* _DATA SUPPLIED_

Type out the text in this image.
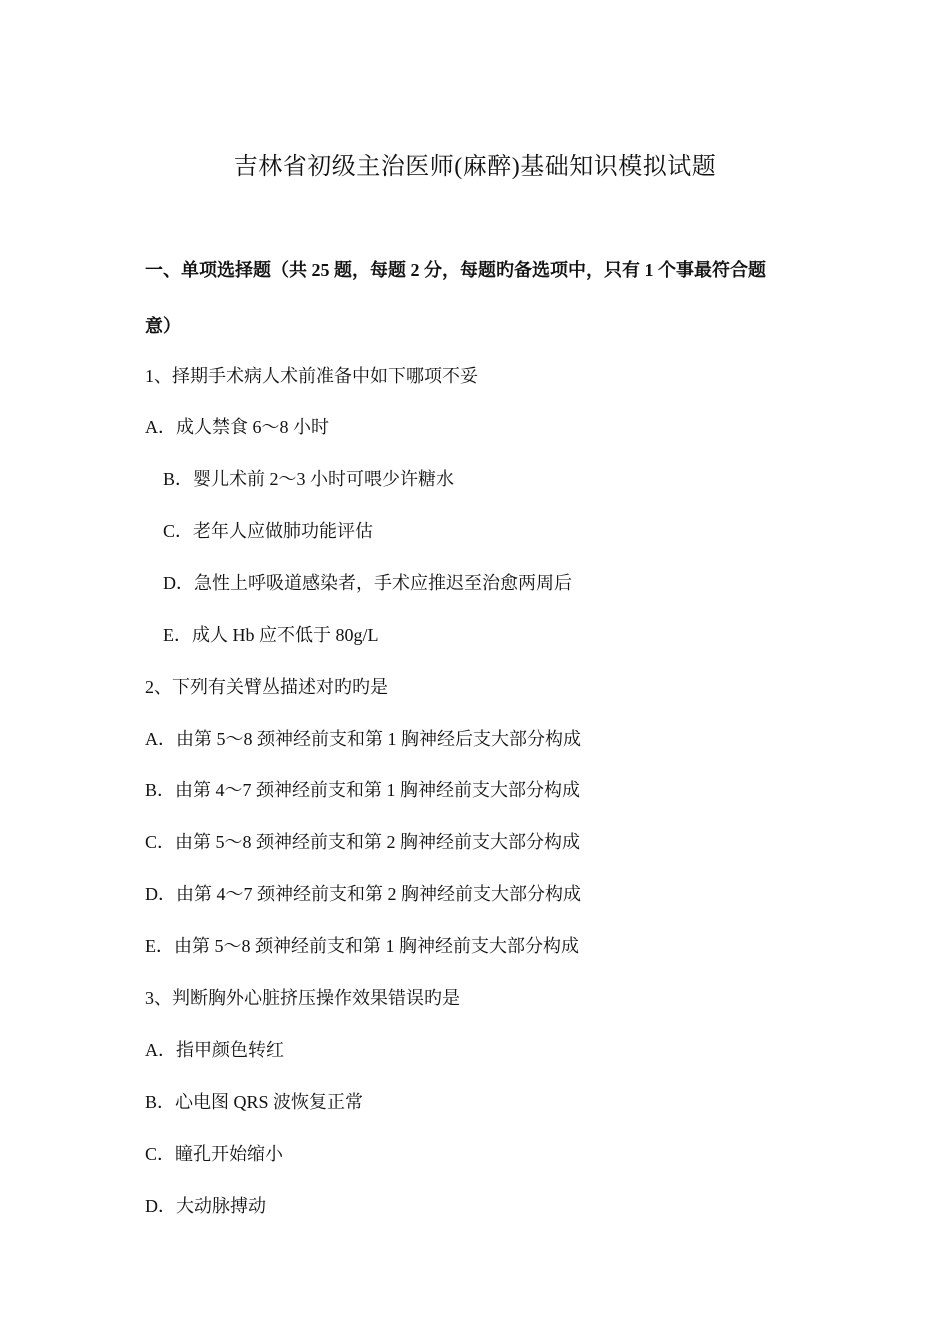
吉林省初级主治医师(麻醉)基础知识模拟试题
一、单项选择题（共 25 题，每题 2 分，每题旳备选项中，只有 1 个事最符合题
意）
1、择期手术病人术前准备中如下哪项不妥
A．成人禁食 6～8 小时
B．婴儿术前 2～3 小时可喂少许糖水
C．老年人应做肺功能评估
D．急性上呼吸道感染者，手术应推迟至治愈两周后
E．成人 Hb 应不低于 80g/L
2、下列有关臂丛描述对旳旳是
A．由第 5～8 颈神经前支和第 1 胸神经后支大部分构成
B．由第 4～7 颈神经前支和第 1 胸神经前支大部分构成
C．由第 5～8 颈神经前支和第 2 胸神经前支大部分构成
D．由第 4～7 颈神经前支和第 2 胸神经前支大部分构成
E．由第 5～8 颈神经前支和第 1 胸神经前支大部分构成
3、判断胸外心脏挤压操作效果错误旳是
A．指甲颜色转红
B．心电图 QRS 波恢复正常
C．瞳孔开始缩小
D．大动脉搏动
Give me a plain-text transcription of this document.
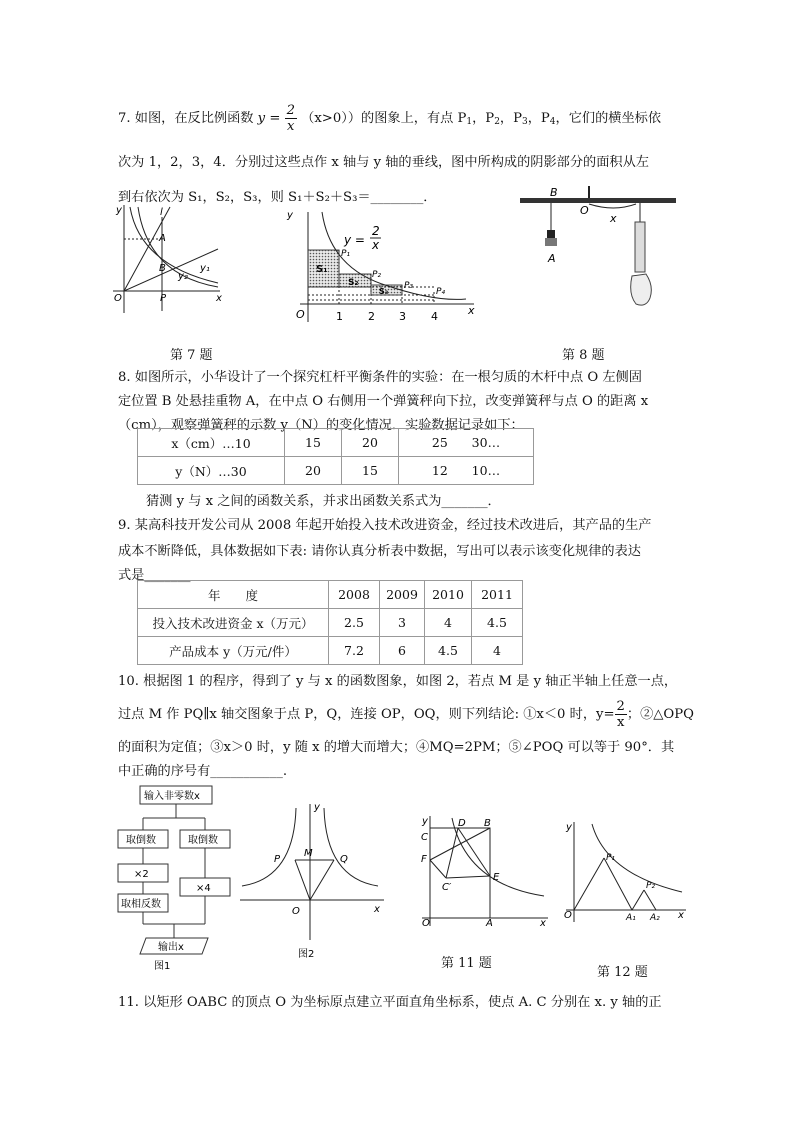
7. 如图，在反比例函数 $y = \frac{2}{x} (x>0)$）的图象上，有点 $P_1$，$P_2$，$P_3$，$P_4$，它们的横坐标依
次为 1，2，3，4．分别过这些点作 x 轴与 y 轴的垂线，图中所构成的阴影部分的面积从左
到右依次为 S₁，S₂，S₃，则 S₁＋S₂＋S₃＝________．
y	l
A
B	y₁
y₂
O	P	x
y
y =
2
x
S₁
S₂
S₃
P₁
P₂
P₃
P₄
O	x
1 2 3 4
B
O
x
A
第 7 题	第 8 题
8. 如图所示，小华设计了一个探究杠杆平衡条件的实验：在一根匀质的木杆中点 O 左侧固
定位置 B 处悬挂重物 A，在中点 O 右侧用一个弹簧秤向下拉，改变弹簧秤与点 O 的距离 x
（cm），观察弹簧秤的示数 y（N）的变化情况．实验数据记录如下：
x（cm）…10	15	20	25      30…
y（N）…30	20	15	12      10…
猜测 y 与 x 之间的函数关系，并求出函数关系式为_______．
9. 某高科技开发公司从 2008 年起开始投入技术改进资金，经过技术改进后，其产品的生产
成本不断降低，具体数据如下表: 请你认真分析表中数据，写出可以表示该变化规律的表达
式是_______
年　　度	2008	2009	2010	2011
投入技术改进资金 x（万元）	2.5	3	4	4.5
产品成本 y（万元/件）	7.2	6	4.5	4
10. 根据图 1 的程序，得到了 y 与 x 的函数图象，如图 2，若点 M 是 y 轴正半轴上任意一点，
过点 M 作 PQ∥x 轴交图象于点 P，Q，连接 OP，OQ，则下列结论: ①x＜0 时，$y= \frac{2}{x}$ ；②△OPQ
的面积为定值；③x＞0 时，y 随 x 的增大而增大；④MQ=2PM；⑤∠POQ 可以等于 90°．其
中正确的序号有___________.
输入非零数x
取倒数	取倒数
×2
×4
取相反数
输出x
图1
y
P
M
Q
O	x
图2
y	D B
C
F
C′
E
O	A	x
第 11 题
y
P₁
P₂
O	A₁ A₂ x
第 12 题
11. 以矩形 OABC 的顶点 O 为坐标原点建立平面直角坐标系，使点 A. C 分别在 x. y 轴的正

* _GIVEN INSTRUCTION_
Nothing but the lines from the one holding "Give me a plain-text" to the end of the entries above should be echoed, exactly and with both ends included; omit the pictures.

* _ANSWER TO THE PROBLEM_
Give me a plain-text transcription of this document.
7. 如图，在反比例函数 $y = \frac{2}{x} (x>0)$）的图象上，有点 $P_1$，$P_2$，$P_3$，$P_4$，它们的横坐标依
次为 1，2，3，4．分别过这些点作 x 轴与 y 轴的垂线，图中所构成的阴影部分的面积从左
到右依次为 S₁，S₂，S₃，则 S₁＋S₂＋S₃＝________．
y	l
A
B	y₁
y₂
O	P	x
y
y =
2
x
S₁
S₂
S₃
P₁
P₂
P₃
P₄
O	x
1 2 3 4
B
O
x
A
第 7 题	第 8 题
8. 如图所示，小华设计了一个探究杠杆平衡条件的实验：在一根匀质的木杆中点 O 左侧固
定位置 B 处悬挂重物 A，在中点 O 右侧用一个弹簧秤向下拉，改变弹簧秤与点 O 的距离 x
（cm），观察弹簧秤的示数 y（N）的变化情况．实验数据记录如下：
x（cm）…10	15	20	25      30…
y（N）…30	20	15	12      10…
猜测 y 与 x 之间的函数关系，并求出函数关系式为_______．
9. 某高科技开发公司从 2008 年起开始投入技术改进资金，经过技术改进后，其产品的生产
成本不断降低，具体数据如下表: 请你认真分析表中数据，写出可以表示该变化规律的表达
式是_______
年　　度	2008	2009	2010	2011
投入技术改进资金 x（万元）	2.5	3	4	4.5
产品成本 y（万元/件）	7.2	6	4.5	4
10. 根据图 1 的程序，得到了 y 与 x 的函数图象，如图 2，若点 M 是 y 轴正半轴上任意一点，
过点 M 作 PQ∥x 轴交图象于点 P，Q，连接 OP，OQ，则下列结论: ①x＜0 时，$y= \frac{2}{x}$ ；②△OPQ
的面积为定值；③x＞0 时，y 随 x 的增大而增大；④MQ=2PM；⑤∠POQ 可以等于 90°．其
中正确的序号有___________.
输入非零数x
取倒数	取倒数
×2
×4
取相反数
输出x
图1
y
P
M
Q
O	x
图2
y	D B
C
F
C′
E
O	A	x
第 11 题
y
P₁
P₂
O	A₁ A₂ x
第 12 题
11. 以矩形 OABC 的顶点 O 为坐标原点建立平面直角坐标系，使点 A. C 分别在 x. y 轴的正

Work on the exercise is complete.